**YOUR GOAL**
All the data below goes into the copy word for word, but the pictures don't.

**DATA TO USE**
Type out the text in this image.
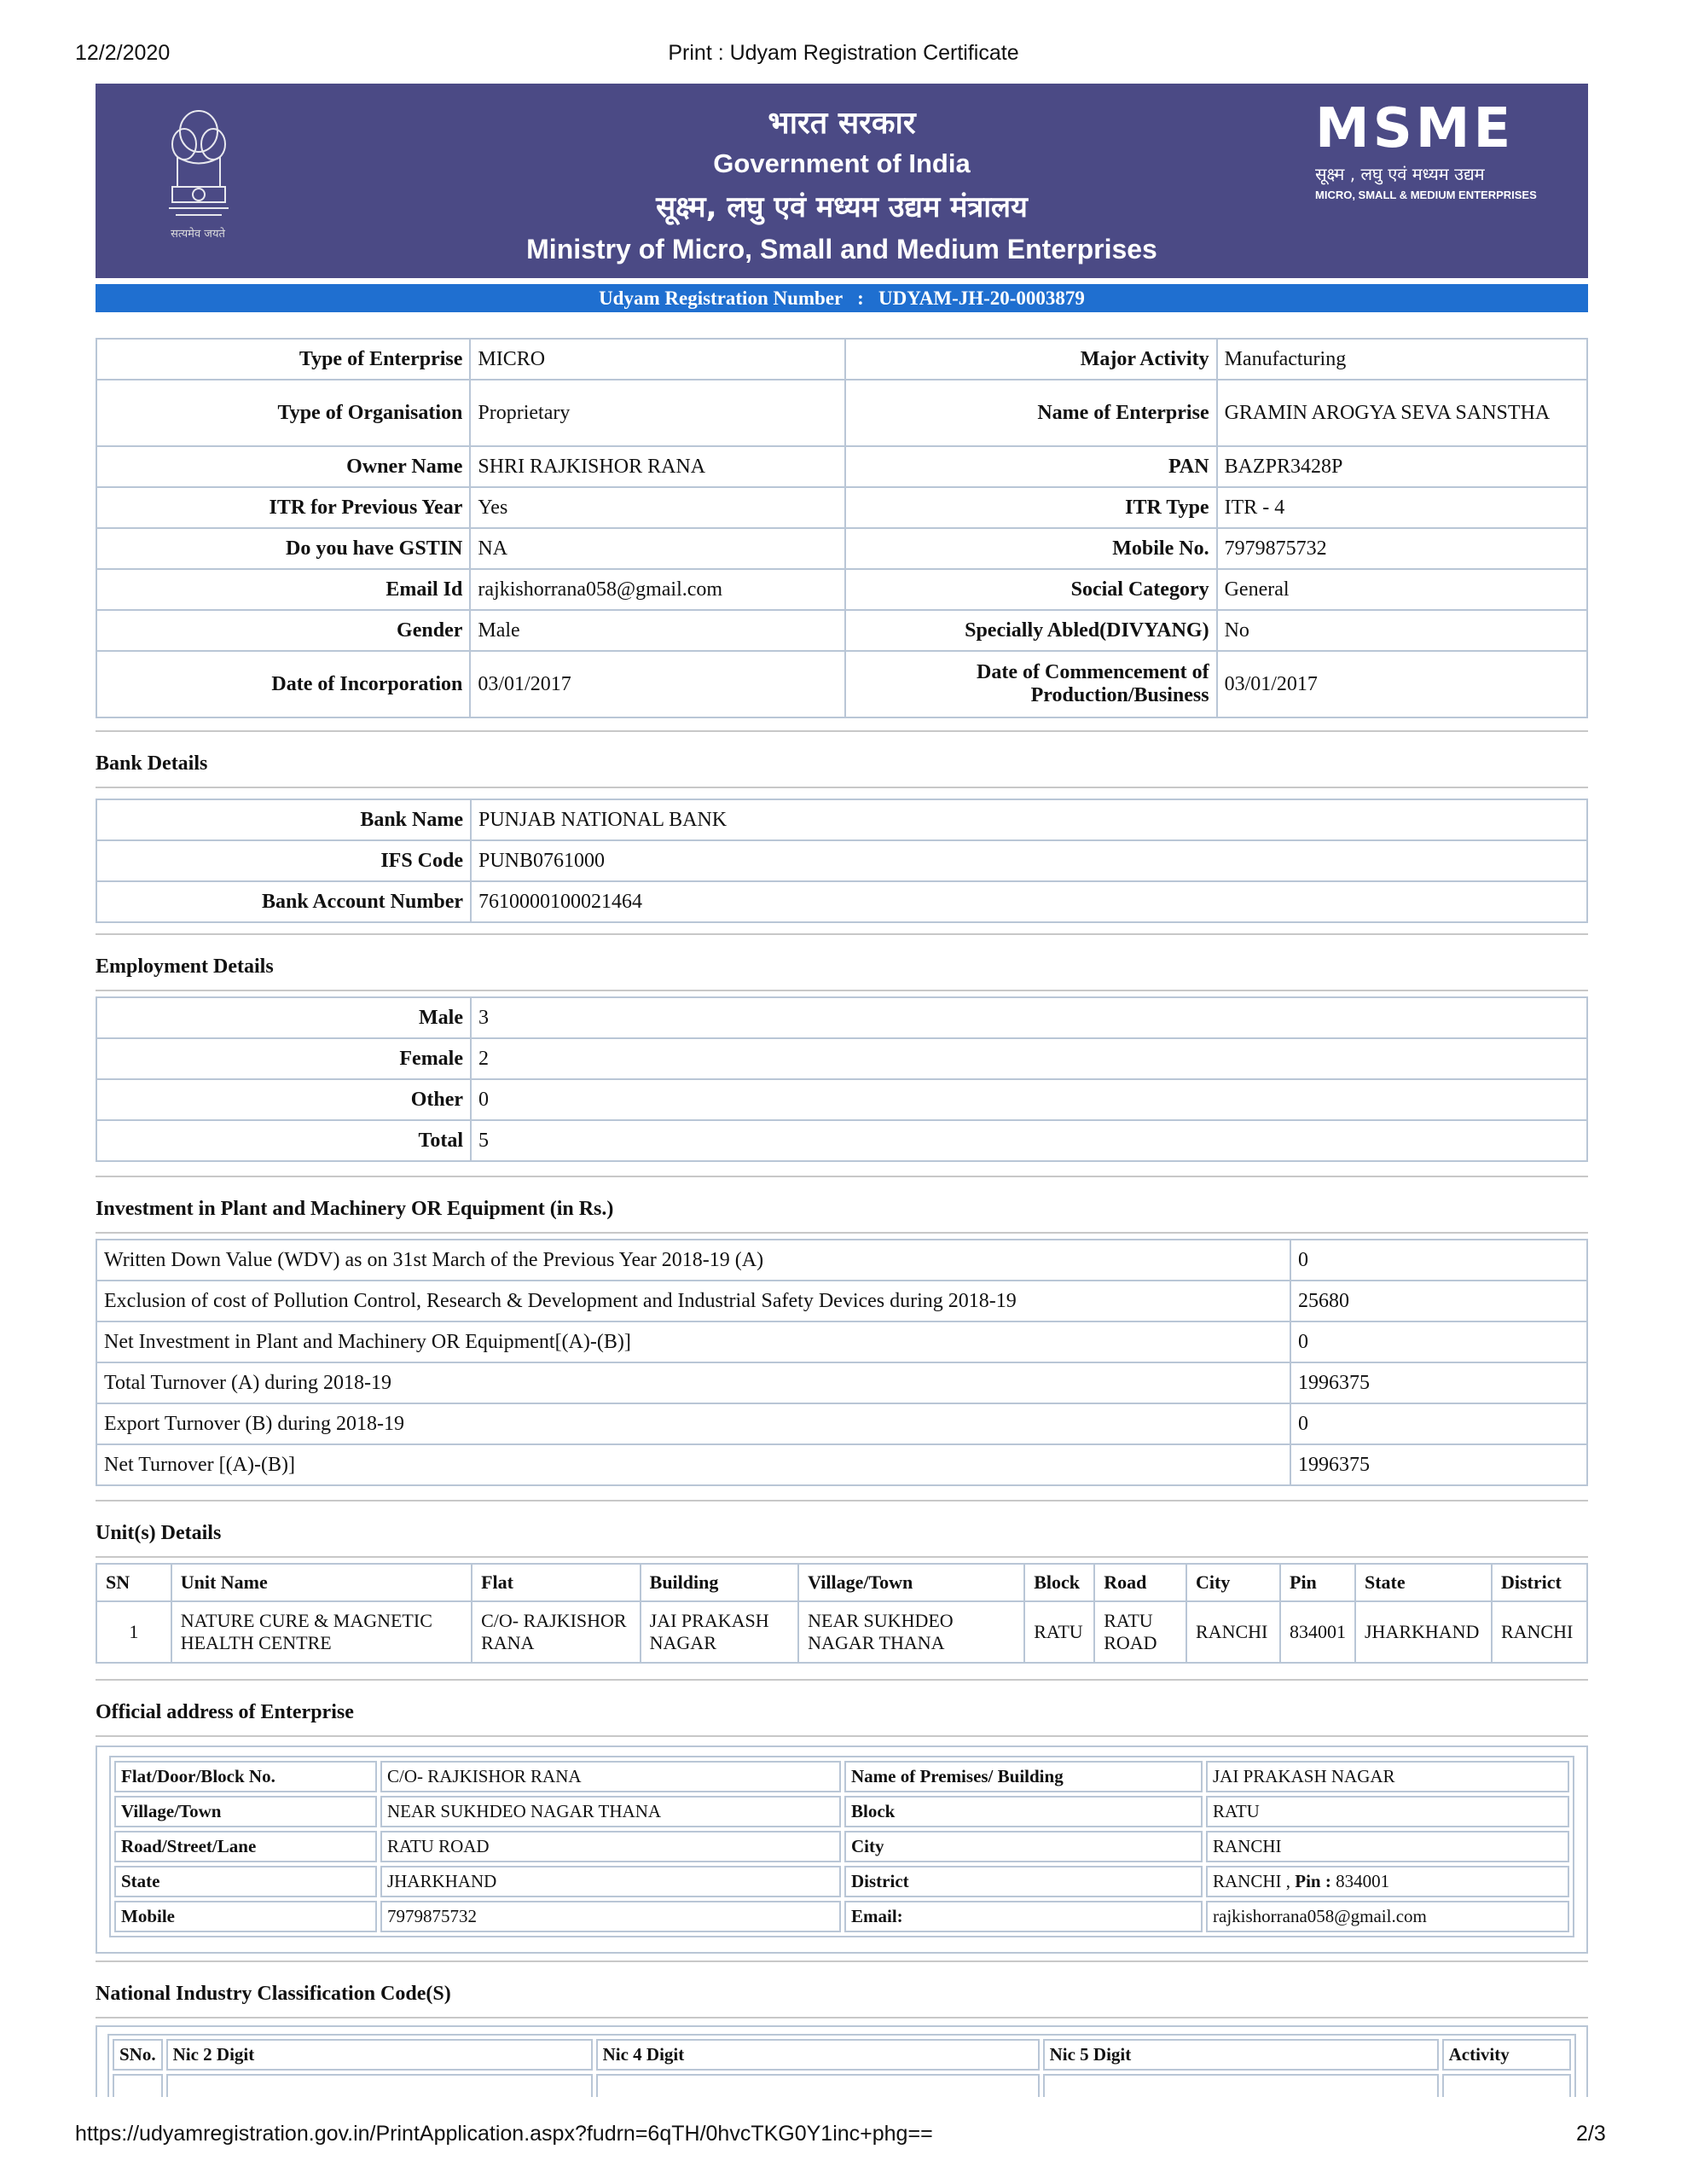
12/2/2020	Print : Udyam Registration Certificate
सत्यमेव जयते
भारत सरकार
Government of India
सूक्ष्म, लघु एवं मध्यम उद्यम मंत्रालय
Ministry of Micro, Small and Medium Enterprises
MSME
सूक्ष्म , लघु एवं मध्यम उद्यम
MICRO, SMALL & MEDIUM ENTERPRISES
Udyam Registration Number : UDYAM-JH-20-0003879
Type of Enterprise	MICRO	Major Activity	Manufacturing
Type of Organisation	Proprietary	Name of Enterprise	GRAMIN AROGYA SEVA SANSTHA
Owner Name	SHRI RAJKISHOR RANA	PAN	BAZPR3428P
ITR for Previous Year	Yes	ITR Type	ITR - 4
Do you have GSTIN	NA	Mobile No.	7979875732
Email Id	rajkishorrana058@gmail.com	Social Category	General
Gender	Male	Specially Abled(DIVYANG)	No
Date of Incorporation	03/01/2017	Date of Commencement of Production/Business	03/01/2017
Bank Details
Bank Name	PUNJAB NATIONAL BANK
IFS Code	PUNB0761000
Bank Account Number	7610000100021464
Employment Details
Male	3
Female	2
Other	0
Total	5
Investment in Plant and Machinery OR Equipment (in Rs.)
Written Down Value (WDV) as on 31st March of the Previous Year 2018-19 (A)	0
Exclusion of cost of Pollution Control, Research & Development and Industrial Safety Devices during 2018-19	25680
Net Investment in Plant and Machinery OR Equipment[(A)-(B)]	0
Total Turnover (A) during 2018-19	1996375
Export Turnover (B) during 2018-19	0
Net Turnover [(A)-(B)]	1996375
Unit(s) Details
SN	Unit Name	Flat	Building	Village/Town	Block	Road	City	Pin	State	District
1	NATURE CURE & MAGNETIC HEALTH CENTRE	C/O- RAJKISHOR RANA	JAI PRAKASH NAGAR	NEAR SUKHDEO NAGAR THANA	RATU	RATU ROAD	RANCHI	834001	JHARKHAND	RANCHI
Official address of Enterprise
Flat/Door/Block No.	C/O- RAJKISHOR RANA	Name of Premises/ Building	JAI PRAKASH NAGAR
Village/Town	NEAR SUKHDEO NAGAR THANA	Block	RATU
Road/Street/Lane	RATU ROAD	City	RANCHI
State	JHARKHAND	District	RANCHI , Pin : 834001
Mobile	7979875732	Email:	rajkishorrana058@gmail.com
National Industry Classification Code(S)
SNo.	Nic 2 Digit	Nic 4 Digit	Nic 5 Digit	Activity

https://udyamregistration.gov.in/PrintApplication.aspx?fudrn=6qTH/0hvcTKG0Y1inc+phg==	2/3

**EXERCISE RESPONSE**
Type out the text in this image.
12/2/2020	Print : Udyam Registration Certificate
सत्यमेव जयते
भारत सरकार
Government of India
सूक्ष्म, लघु एवं मध्यम उद्यम मंत्रालय
Ministry of Micro, Small and Medium Enterprises
MSME
सूक्ष्म , लघु एवं मध्यम उद्यम
MICRO, SMALL & MEDIUM ENTERPRISES
Udyam Registration Number : UDYAM-JH-20-0003879
Type of Enterprise	MICRO	Major Activity	Manufacturing
Type of Organisation	Proprietary	Name of Enterprise	GRAMIN AROGYA SEVA SANSTHA
Owner Name	SHRI RAJKISHOR RANA	PAN	BAZPR3428P
ITR for Previous Year	Yes	ITR Type	ITR - 4
Do you have GSTIN	NA	Mobile No.	7979875732
Email Id	rajkishorrana058@gmail.com	Social Category	General
Gender	Male	Specially Abled(DIVYANG)	No
Date of Incorporation	03/01/2017	Date of Commencement of Production/Business	03/01/2017
Bank Details
Bank Name	PUNJAB NATIONAL BANK
IFS Code	PUNB0761000
Bank Account Number	7610000100021464
Employment Details
Male	3
Female	2
Other	0
Total	5
Investment in Plant and Machinery OR Equipment (in Rs.)
Written Down Value (WDV) as on 31st March of the Previous Year 2018-19 (A)	0
Exclusion of cost of Pollution Control, Research & Development and Industrial Safety Devices during 2018-19	25680
Net Investment in Plant and Machinery OR Equipment[(A)-(B)]	0
Total Turnover (A) during 2018-19	1996375
Export Turnover (B) during 2018-19	0
Net Turnover [(A)-(B)]	1996375
Unit(s) Details
SN	Unit Name	Flat	Building	Village/Town	Block	Road	City	Pin	State	District
1	NATURE CURE & MAGNETIC HEALTH CENTRE	C/O- RAJKISHOR RANA	JAI PRAKASH NAGAR	NEAR SUKHDEO NAGAR THANA	RATU	RATU ROAD	RANCHI	834001	JHARKHAND	RANCHI
Official address of Enterprise
Flat/Door/Block No.	C/O- RAJKISHOR RANA	Name of Premises/ Building	JAI PRAKASH NAGAR
Village/Town	NEAR SUKHDEO NAGAR THANA	Block	RATU
Road/Street/Lane	RATU ROAD	City	RANCHI
State	JHARKHAND	District	RANCHI , Pin : 834001
Mobile	7979875732	Email:	rajkishorrana058@gmail.com
National Industry Classification Code(S)
SNo.	Nic 2 Digit	Nic 4 Digit	Nic 5 Digit	Activity

https://udyamregistration.gov.in/PrintApplication.aspx?fudrn=6qTH/0hvcTKG0Y1inc+phg==	2/3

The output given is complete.